EXERCISE:
State how many lines hold the word "down", with no other words.

RECORDS SHOWN:
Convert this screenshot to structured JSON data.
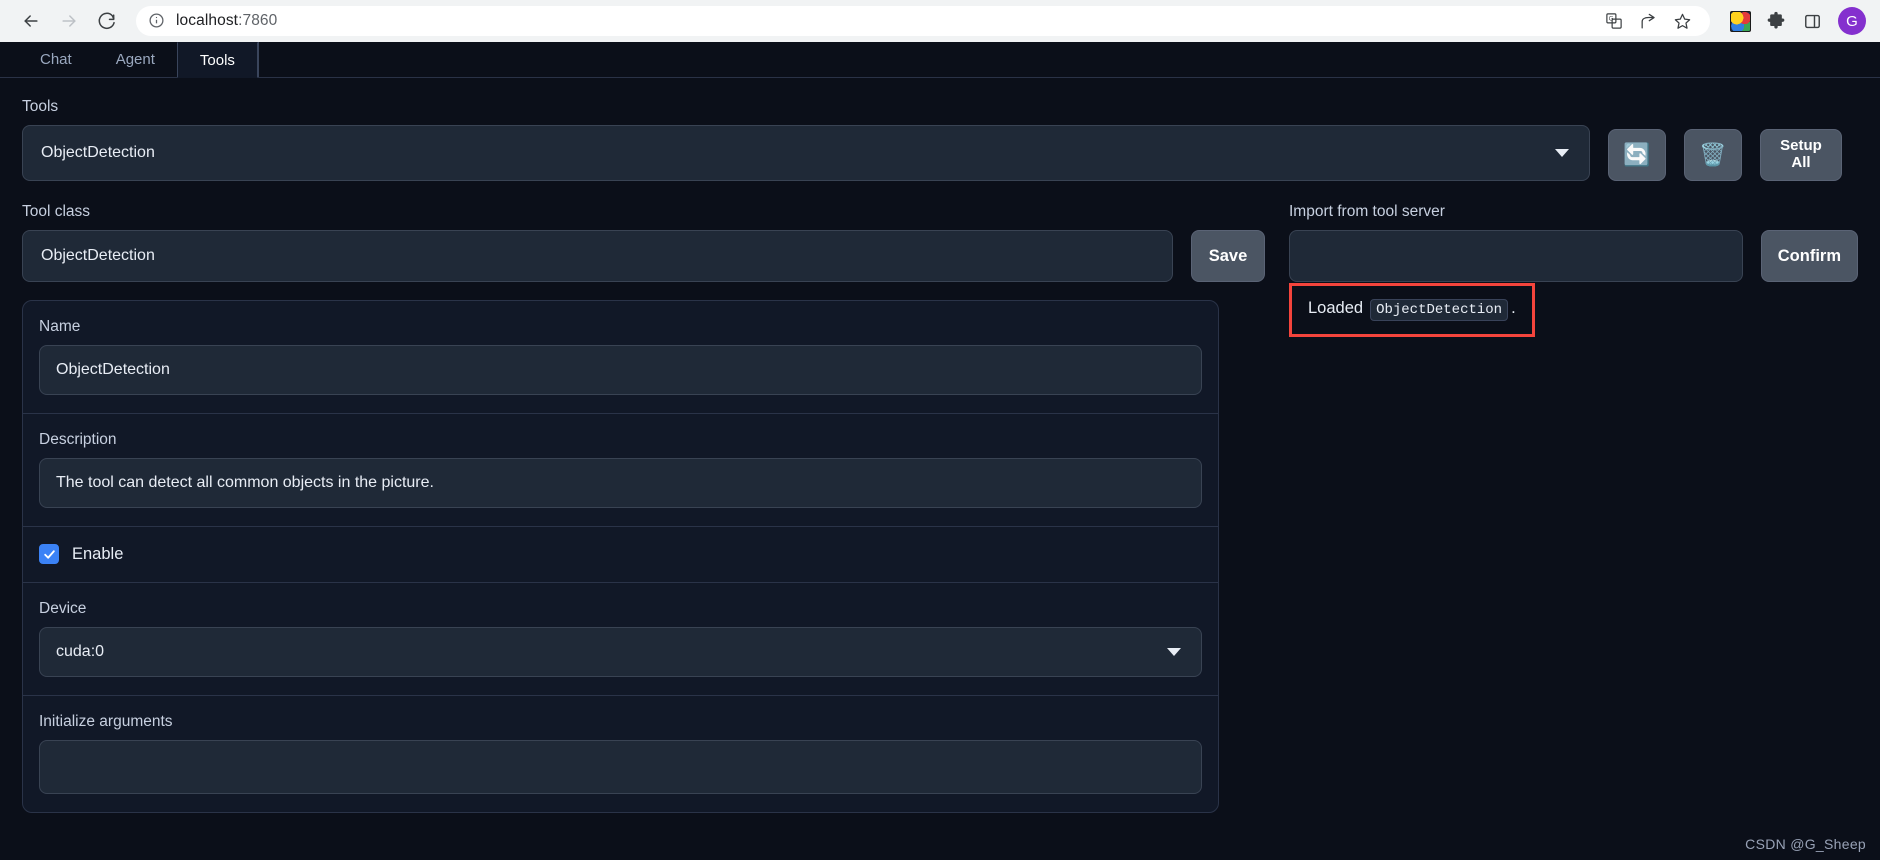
{
  "browser": {
    "back_icon": "back-arrow-icon",
    "forward_icon": "forward-arrow-icon",
    "reload_icon": "reload-icon",
    "site_info_icon": "site-info-icon",
    "url_host": "localhost",
    "url_port": ":7860",
    "url_full": "localhost:7860",
    "actions": [
      {
        "name": "translate-icon",
        "glyph": "文"
      },
      {
        "name": "share-icon",
        "glyph": "↪"
      },
      {
        "name": "bookmark-star-icon",
        "glyph": "☆"
      }
    ],
    "extension_icon": "colorful-globe-extension-icon",
    "puzzle_icon": "extensions-puzzle-icon",
    "sidepanel_icon": "side-panel-icon",
    "profile_initial": "G",
    "profile_color": "#8430ce"
  },
  "tabs": [
    {
      "label": "Chat",
      "active": false
    },
    {
      "label": "Agent",
      "active": false
    },
    {
      "label": "Tools",
      "active": true
    }
  ],
  "tools_selector": {
    "label": "Tools",
    "value": "ObjectDetection",
    "caret_icon": "chevron-down-icon"
  },
  "toolbar_buttons": [
    {
      "name": "refresh-button",
      "icon": "refresh-arrows-icon",
      "glyph": "🔄"
    },
    {
      "name": "delete-button",
      "icon": "trash-can-icon",
      "glyph": "🗑️"
    },
    {
      "name": "setup-all-button",
      "label_line1": "Setup",
      "label_line2": "All"
    }
  ],
  "tool_class": {
    "label": "Tool class",
    "value": "ObjectDetection",
    "save_label": "Save"
  },
  "import_server": {
    "label": "Import from tool server",
    "value": "",
    "placeholder": "",
    "confirm_label": "Confirm"
  },
  "status": {
    "prefix": "Loaded",
    "code": "ObjectDetection",
    "suffix": ".",
    "highlight_color": "#f4443c"
  },
  "form": {
    "name": {
      "label": "Name",
      "value": "ObjectDetection"
    },
    "description": {
      "label": "Description",
      "value": "The tool can detect all common objects in the picture."
    },
    "enable": {
      "label": "Enable",
      "checked": true,
      "accent": "#3b82f6",
      "check_icon": "checkmark-icon"
    },
    "device": {
      "label": "Device",
      "value": "cuda:0",
      "caret_icon": "chevron-down-icon"
    },
    "init_args": {
      "label": "Initialize arguments",
      "value": "",
      "placeholder": ""
    }
  },
  "watermark": "CSDN @G_Sheep"
}
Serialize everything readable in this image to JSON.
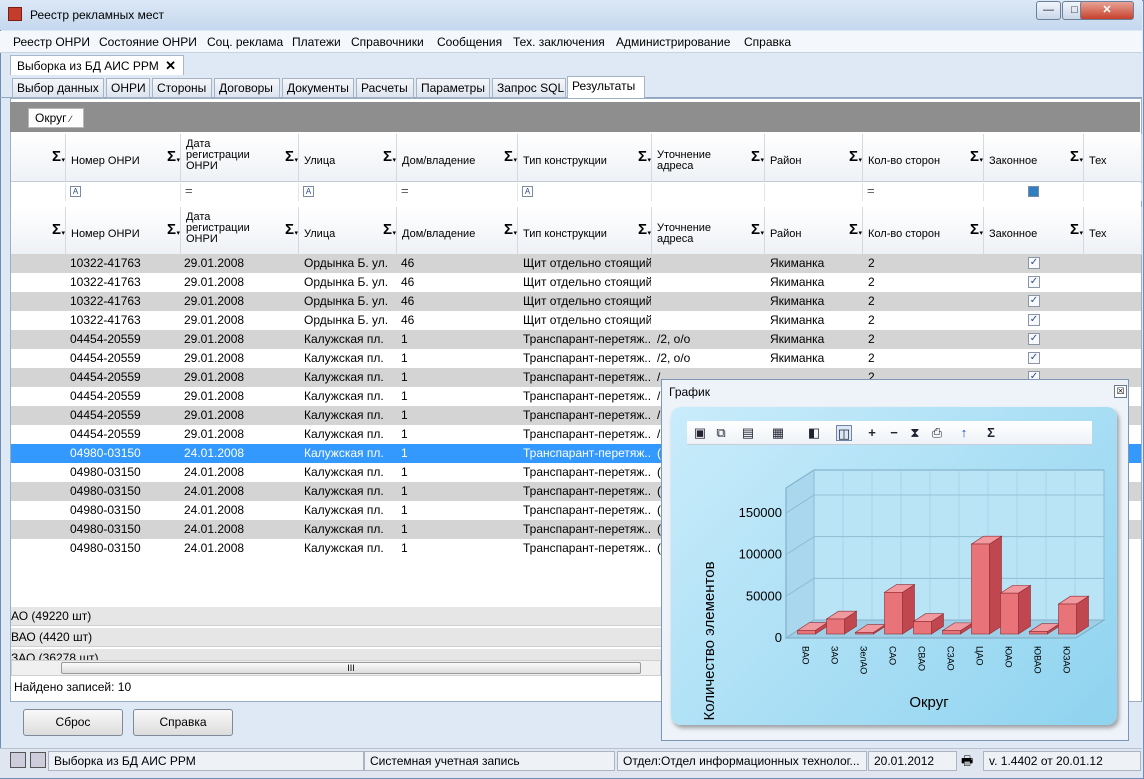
{
  "window": {
    "title": "Реестр рекламных мест",
    "min_label": "—",
    "max_label": "□",
    "close_label": "✕"
  },
  "menu": [
    "Реестр ОНРИ",
    "Состояние ОНРИ",
    "Соц. реклама",
    "Платежи",
    "Справочники",
    "Сообщения",
    "Тех. заключения",
    "Администрирование",
    "Справка"
  ],
  "doc_tab": {
    "label": "Выборка из БД АИС РРМ",
    "close": "✕"
  },
  "tabs": [
    "Выбор данных",
    "ОНРИ",
    "Стороны",
    "Договоры",
    "Документы",
    "Расчеты",
    "Параметры",
    "Запрос SQL",
    "Результаты"
  ],
  "active_tab": "Результаты",
  "group_chip": "Округ",
  "columns": [
    "Номер ОНРИ",
    "Дата регистрации ОНРИ",
    "Улица",
    "Дом/владение",
    "Тип конструкции",
    "Уточнение адреса",
    "Район",
    "Кол-во сторон",
    "Законное",
    "Тех"
  ],
  "sigma": "Σ",
  "rows": [
    {
      "num": "10322-41763",
      "date": "29.01.2008",
      "street": "Ордынка Б. ул.",
      "house": "46",
      "type": "Щит отдельно стоящий",
      "addr": "",
      "district": "Якиманка",
      "sides": "2",
      "legal": true
    },
    {
      "num": "10322-41763",
      "date": "29.01.2008",
      "street": "Ордынка Б. ул.",
      "house": "46",
      "type": "Щит отдельно стоящий",
      "addr": "",
      "district": "Якиманка",
      "sides": "2",
      "legal": true
    },
    {
      "num": "10322-41763",
      "date": "29.01.2008",
      "street": "Ордынка Б. ул.",
      "house": "46",
      "type": "Щит отдельно стоящий",
      "addr": "",
      "district": "Якиманка",
      "sides": "2",
      "legal": true
    },
    {
      "num": "10322-41763",
      "date": "29.01.2008",
      "street": "Ордынка Б. ул.",
      "house": "46",
      "type": "Щит отдельно стоящий",
      "addr": "",
      "district": "Якиманка",
      "sides": "2",
      "legal": true
    },
    {
      "num": "04454-20559",
      "date": "29.01.2008",
      "street": "Калужская пл.",
      "house": "1",
      "type": "Транспарант-перетяж...",
      "addr": "/2, о/о",
      "district": "Якиманка",
      "sides": "2",
      "legal": true
    },
    {
      "num": "04454-20559",
      "date": "29.01.2008",
      "street": "Калужская пл.",
      "house": "1",
      "type": "Транспарант-перетяж...",
      "addr": "/2, о/о",
      "district": "Якиманка",
      "sides": "2",
      "legal": true
    },
    {
      "num": "04454-20559",
      "date": "29.01.2008",
      "street": "Калужская пл.",
      "house": "1",
      "type": "Транспарант-перетяж...",
      "addr": "/",
      "district": "",
      "sides": "2",
      "legal": true
    },
    {
      "num": "04454-20559",
      "date": "29.01.2008",
      "street": "Калужская пл.",
      "house": "1",
      "type": "Транспарант-перетяж...",
      "addr": "/",
      "district": "",
      "sides": "",
      "legal": false
    },
    {
      "num": "04454-20559",
      "date": "29.01.2008",
      "street": "Калужская пл.",
      "house": "1",
      "type": "Транспарант-перетяж...",
      "addr": "/",
      "district": "",
      "sides": "",
      "legal": false
    },
    {
      "num": "04454-20559",
      "date": "29.01.2008",
      "street": "Калужская пл.",
      "house": "1",
      "type": "Транспарант-перетяж...",
      "addr": "/",
      "district": "",
      "sides": "",
      "legal": false
    },
    {
      "num": "04980-03150",
      "date": "24.01.2008",
      "street": "Калужская пл.",
      "house": "1",
      "type": "Транспарант-перетяж...",
      "addr": "(",
      "district": "",
      "sides": "",
      "legal": false
    },
    {
      "num": "04980-03150",
      "date": "24.01.2008",
      "street": "Калужская пл.",
      "house": "1",
      "type": "Транспарант-перетяж...",
      "addr": "(",
      "district": "",
      "sides": "",
      "legal": false
    },
    {
      "num": "04980-03150",
      "date": "24.01.2008",
      "street": "Калужская пл.",
      "house": "1",
      "type": "Транспарант-перетяж...",
      "addr": "(",
      "district": "",
      "sides": "",
      "legal": false
    },
    {
      "num": "04980-03150",
      "date": "24.01.2008",
      "street": "Калужская пл.",
      "house": "1",
      "type": "Транспарант-перетяж...",
      "addr": "(",
      "district": "",
      "sides": "",
      "legal": false
    },
    {
      "num": "04980-03150",
      "date": "24.01.2008",
      "street": "Калужская пл.",
      "house": "1",
      "type": "Транспарант-перетяж...",
      "addr": "(",
      "district": "",
      "sides": "",
      "legal": false
    },
    {
      "num": "04980-03150",
      "date": "24.01.2008",
      "street": "Калужская пл.",
      "house": "1",
      "type": "Транспарант-перетяж...",
      "addr": "(",
      "district": "",
      "sides": "",
      "legal": false
    }
  ],
  "group_rows": [
    "АО (49220 шт)",
    "ВАО (4420 шт)",
    "ЗАО (36278 шт)"
  ],
  "scroll_thumb": "III",
  "found": "Найдено записей: 10",
  "buttons": {
    "reset": "Сброс",
    "help": "Справка"
  },
  "status": {
    "section": "Выборка из БД АИС РРМ",
    "account": "Системная учетная запись",
    "dept": "Отдел:Отдел информационных технолог...",
    "date": "20.01.2012",
    "version": "v. 1.4402 от 20.01.12"
  },
  "graph": {
    "title": "График",
    "close": "☒"
  },
  "chart_data": {
    "type": "bar",
    "categories": [
      "ВАО",
      "ЗАО",
      "ЗелАО",
      "САО",
      "СВАО",
      "СЗАО",
      "ЦАО",
      "ЮАО",
      "ЮВАО",
      "ЮЗАО"
    ],
    "values": [
      4420,
      18000,
      2000,
      50000,
      15000,
      4000,
      108000,
      49000,
      3000,
      36000
    ],
    "title": "",
    "xlabel": "Округ",
    "ylabel": "Количество элементов",
    "yticks": [
      "0",
      "50000",
      "100000",
      "150000"
    ],
    "ylim": [
      0,
      180000
    ],
    "bar_color": "#e8747a"
  }
}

FINAL RESULT:
2